● Problem to solve: Copy the records below exactly, leaving out every picture.
+++ Dataset extract +++
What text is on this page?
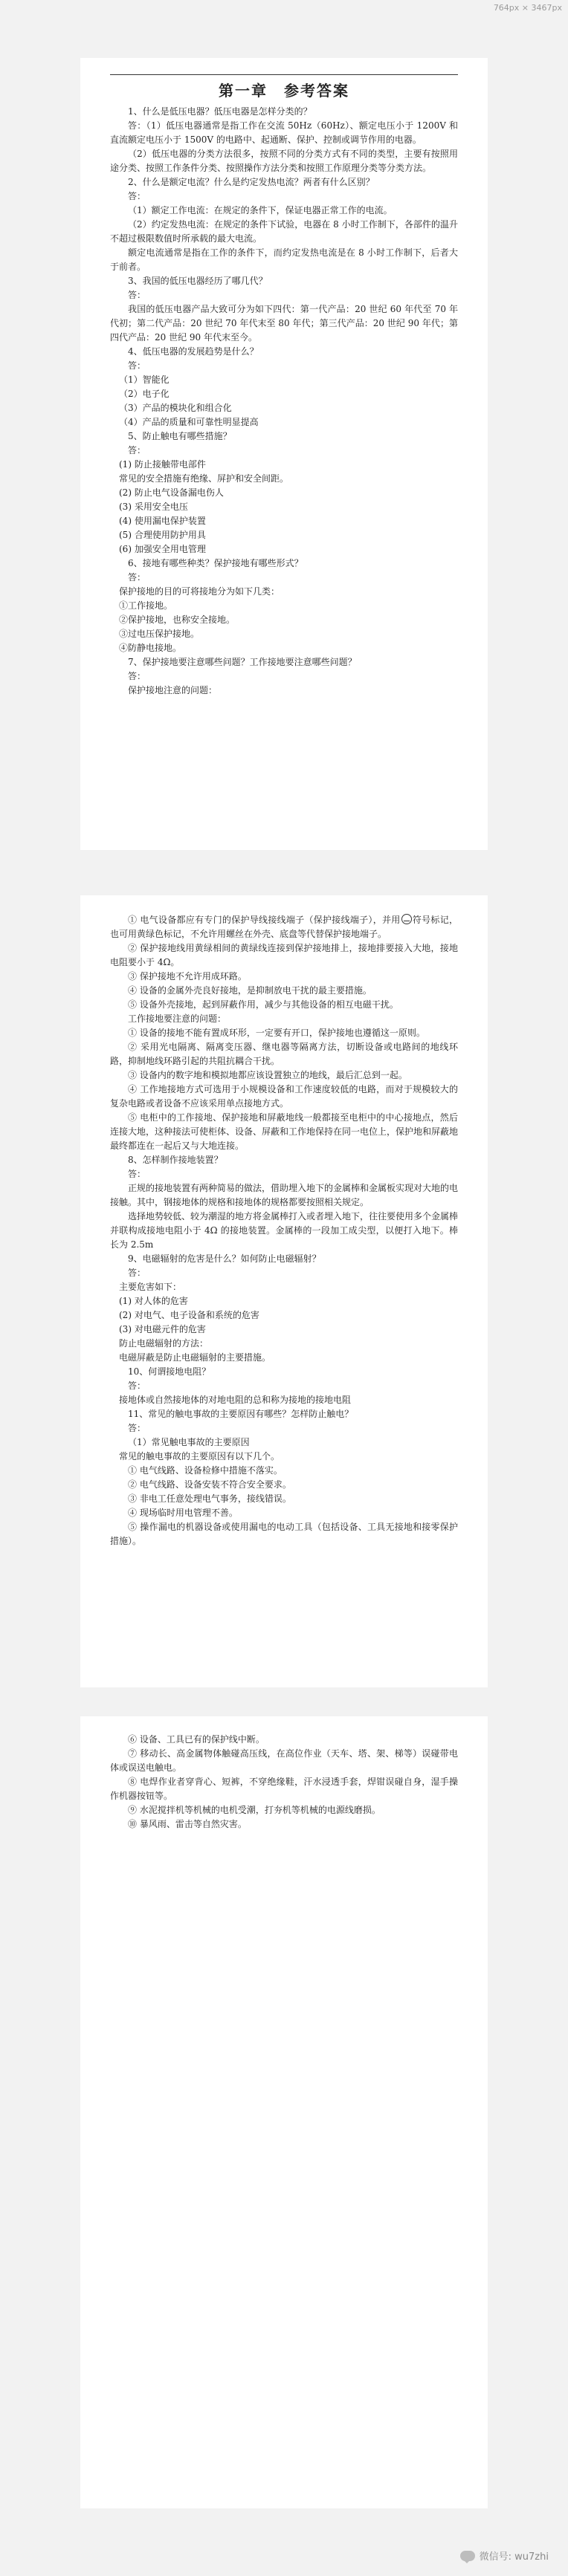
764px × 3467px
第一章　参考答案

1、什么是低压电器？低压电器是怎样分类的？

答：（1）低压电器通常是指工作在交流 50Hz（60Hz）、额定电压小于 1200V 和直流额定电压小于 1500V 的电路中、起通断、保护、控制或调节作用的电器。

（2）低压电器的分类方法很多，按照不同的分类方式有不同的类型，主要有按照用途分类、按照工作条件分类、按照操作方法分类和按照工作原理分类等分类方法。

2、什么是额定电流？什么是约定发热电流？两者有什么区别？

答：

（1）额定工作电流：在规定的条件下，保证电器正常工作的电流。

（2）约定发热电流：在规定的条件下试验，电器在 8 小时工作制下，各部件的温升不超过极限数值时所承载的最大电流。

额定电流通常是指在工作的条件下，而约定发热电流是在 8 小时工作制下，后者大于前者。

3、我国的低压电器经历了哪几代？

答：

我国的低压电器产品大致可分为如下四代：第一代产品：20 世纪 60 年代至 70 年代初；第二代产品：20 世纪 70 年代末至 80 年代；第三代产品：20 世纪 90 年代；第四代产品：20 世纪 90 年代末至今。

4、低压电器的发展趋势是什么？

答：

（1）智能化

（2）电子化

（3）产品的模块化和组合化

（4）产品的质量和可靠性明显提高

5、防止触电有哪些措施？

答：

(1) 防止接触带电部件

常见的安全措施有绝缘、屏护和安全间距。

(2) 防止电气设备漏电伤人

(3) 采用安全电压

(4) 使用漏电保护装置

(5) 合理使用防护用具

(6) 加强安全用电管理

6、接地有哪些种类？保护接地有哪些形式？

答：

保护接地的目的可将接地分为如下几类：

①工作接地。

②保护接地，也称安全接地。

③过电压保护接地。

④防静电接地。

7、保护接地要注意哪些问题？工作接地要注意哪些问题？

答：

保护接地注意的问题：

① 电气设备都应有专门的保护导线接线端子（保护接线端子），并用 符号标记，也可用黄绿色标记，不允许用螺丝在外壳、底盘等代替保护接地端子。

② 保护接地线用黄绿相间的黄绿线连接到保护接地排上，接地排要接入大地，接地电阻要小于 4Ω。

③ 保护接地不允许用成环路。

④ 设备的金属外壳良好接地，是抑制放电干扰的最主要措施。

⑤ 设备外壳接地，起到屏蔽作用，减少与其他设备的相互电磁干扰。

工作接地要注意的问题：

① 设备的接地不能有置成环形，一定要有开口，保护接地也遵循这一原则。

② 采用光电隔离、隔离变压器、继电器等隔离方法，切断设备或电路间的地线环路，抑制地线环路引起的共阻抗耦合干扰。

③ 设备内的数字地和模拟地都应该设置独立的地线，最后汇总到一起。

④ 工作地接地方式可选用于小规模设备和工作速度较低的电路，而对于规模较大的复杂电路或者设备不应该采用单点接地方式。

⑤ 电柜中的工作接地、保护接地和屏蔽地线一般都接至电柜中的中心接地点，然后连接大地，这种接法可使柜体、设备、屏蔽和工作地保持在同一电位上，保护地和屏蔽地最终都连在一起后又与大地连接。

8、怎样制作接地装置？

答：

正规的接地装置有两种简易的做法，借助埋入地下的金属棒和金属板实现对大地的电接触。其中，钢接地体的规格和接地体的规格都要按照相关规定。

选择地势较低、较为潮湿的地方将金属棒打入或者埋入地下，往往要使用多个金属棒并联构成接地电阻小于 4Ω 的接地装置。金属棒的一段加工成尖型，以便打入地下。棒长为 2.5m

9、电磁辐射的危害是什么？如何防止电磁辐射？

答：

主要危害如下：

(1) 对人体的危害

(2) 对电气、电子设备和系统的危害

(3) 对电磁元件的危害

防止电磁辐射的方法：

电磁屏蔽是防止电磁辐射的主要措施。

10、何谓接地电阻？

答：

接地体或自然接地体的对地电阻的总和称为接地的接地电阻

11、常见的触电事故的主要原因有哪些？怎样防止触电？

答：

（1）常见触电事故的主要原因

常见的触电事故的主要原因有以下几个。

① 电气线路、设备检修中措施不落实。

② 电气线路、设备安装不符合安全要求。

③ 非电工任意处理电气事务，接线错误。

④ 现场临时用电管理不善。

⑤ 操作漏电的机器设备或使用漏电的电动工具（包括设备、工具无接地和接零保护措施）。

⑥ 设备、工具已有的保护线中断。

⑦ 移动长、高金属物体触碰高压线，在高位作业（天车、塔、架、梯等）误碰带电体或误送电触电。

⑧ 电焊作业者穿背心、短裤，不穿绝缘鞋，汗水浸透手套，焊钳误碰自身，湿手操作机器按钮等。

⑨ 水泥搅拌机等机械的电机受潮，打夯机等机械的电源线磨损。

⑩ 暴风雨、雷击等自然灾害。

微信号: wu7zhi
+++
● Worked answer:
What text is on this page?
764px × 3467px
第一章　参考答案

1、什么是低压电器？低压电器是怎样分类的？

答：（1）低压电器通常是指工作在交流 50Hz（60Hz）、额定电压小于 1200V 和直流额定电压小于 1500V 的电路中、起通断、保护、控制或调节作用的电器。

（2）低压电器的分类方法很多，按照不同的分类方式有不同的类型，主要有按照用途分类、按照工作条件分类、按照操作方法分类和按照工作原理分类等分类方法。

2、什么是额定电流？什么是约定发热电流？两者有什么区别？

答：

（1）额定工作电流：在规定的条件下，保证电器正常工作的电流。

（2）约定发热电流：在规定的条件下试验，电器在 8 小时工作制下，各部件的温升不超过极限数值时所承载的最大电流。

额定电流通常是指在工作的条件下，而约定发热电流是在 8 小时工作制下，后者大于前者。

3、我国的低压电器经历了哪几代？

答：

我国的低压电器产品大致可分为如下四代：第一代产品：20 世纪 60 年代至 70 年代初；第二代产品：20 世纪 70 年代末至 80 年代；第三代产品：20 世纪 90 年代；第四代产品：20 世纪 90 年代末至今。

4、低压电器的发展趋势是什么？

答：

（1）智能化

（2）电子化

（3）产品的模块化和组合化

（4）产品的质量和可靠性明显提高

5、防止触电有哪些措施？

答：

(1) 防止接触带电部件

常见的安全措施有绝缘、屏护和安全间距。

(2) 防止电气设备漏电伤人

(3) 采用安全电压

(4) 使用漏电保护装置

(5) 合理使用防护用具

(6) 加强安全用电管理

6、接地有哪些种类？保护接地有哪些形式？

答：

保护接地的目的可将接地分为如下几类：

①工作接地。

②保护接地，也称安全接地。

③过电压保护接地。

④防静电接地。

7、保护接地要注意哪些问题？工作接地要注意哪些问题？

答：

保护接地注意的问题：

① 电气设备都应有专门的保护导线接线端子（保护接线端子），并用 符号标记，也可用黄绿色标记，不允许用螺丝在外壳、底盘等代替保护接地端子。

② 保护接地线用黄绿相间的黄绿线连接到保护接地排上，接地排要接入大地，接地电阻要小于 4Ω。

③ 保护接地不允许用成环路。

④ 设备的金属外壳良好接地，是抑制放电干扰的最主要措施。

⑤ 设备外壳接地，起到屏蔽作用，减少与其他设备的相互电磁干扰。

工作接地要注意的问题：

① 设备的接地不能有置成环形，一定要有开口，保护接地也遵循这一原则。

② 采用光电隔离、隔离变压器、继电器等隔离方法，切断设备或电路间的地线环路，抑制地线环路引起的共阻抗耦合干扰。

③ 设备内的数字地和模拟地都应该设置独立的地线，最后汇总到一起。

④ 工作地接地方式可选用于小规模设备和工作速度较低的电路，而对于规模较大的复杂电路或者设备不应该采用单点接地方式。

⑤ 电柜中的工作接地、保护接地和屏蔽地线一般都接至电柜中的中心接地点，然后连接大地，这种接法可使柜体、设备、屏蔽和工作地保持在同一电位上，保护地和屏蔽地最终都连在一起后又与大地连接。

8、怎样制作接地装置？

答：

正规的接地装置有两种简易的做法，借助埋入地下的金属棒和金属板实现对大地的电接触。其中，钢接地体的规格和接地体的规格都要按照相关规定。

选择地势较低、较为潮湿的地方将金属棒打入或者埋入地下，往往要使用多个金属棒并联构成接地电阻小于 4Ω 的接地装置。金属棒的一段加工成尖型，以便打入地下。棒长为 2.5m

9、电磁辐射的危害是什么？如何防止电磁辐射？

答：

主要危害如下：

(1) 对人体的危害

(2) 对电气、电子设备和系统的危害

(3) 对电磁元件的危害

防止电磁辐射的方法：

电磁屏蔽是防止电磁辐射的主要措施。

10、何谓接地电阻？

答：

接地体或自然接地体的对地电阻的总和称为接地的接地电阻

11、常见的触电事故的主要原因有哪些？怎样防止触电？

答：

（1）常见触电事故的主要原因

常见的触电事故的主要原因有以下几个。

① 电气线路、设备检修中措施不落实。

② 电气线路、设备安装不符合安全要求。

③ 非电工任意处理电气事务，接线错误。

④ 现场临时用电管理不善。

⑤ 操作漏电的机器设备或使用漏电的电动工具（包括设备、工具无接地和接零保护措施）。

⑥ 设备、工具已有的保护线中断。

⑦ 移动长、高金属物体触碰高压线，在高位作业（天车、塔、架、梯等）误碰带电体或误送电触电。

⑧ 电焊作业者穿背心、短裤，不穿绝缘鞋，汗水浸透手套，焊钳误碰自身，湿手操作机器按钮等。

⑨ 水泥搅拌机等机械的电机受潮，打夯机等机械的电源线磨损。

⑩ 暴风雨、雷击等自然灾害。

微信号: wu7zhi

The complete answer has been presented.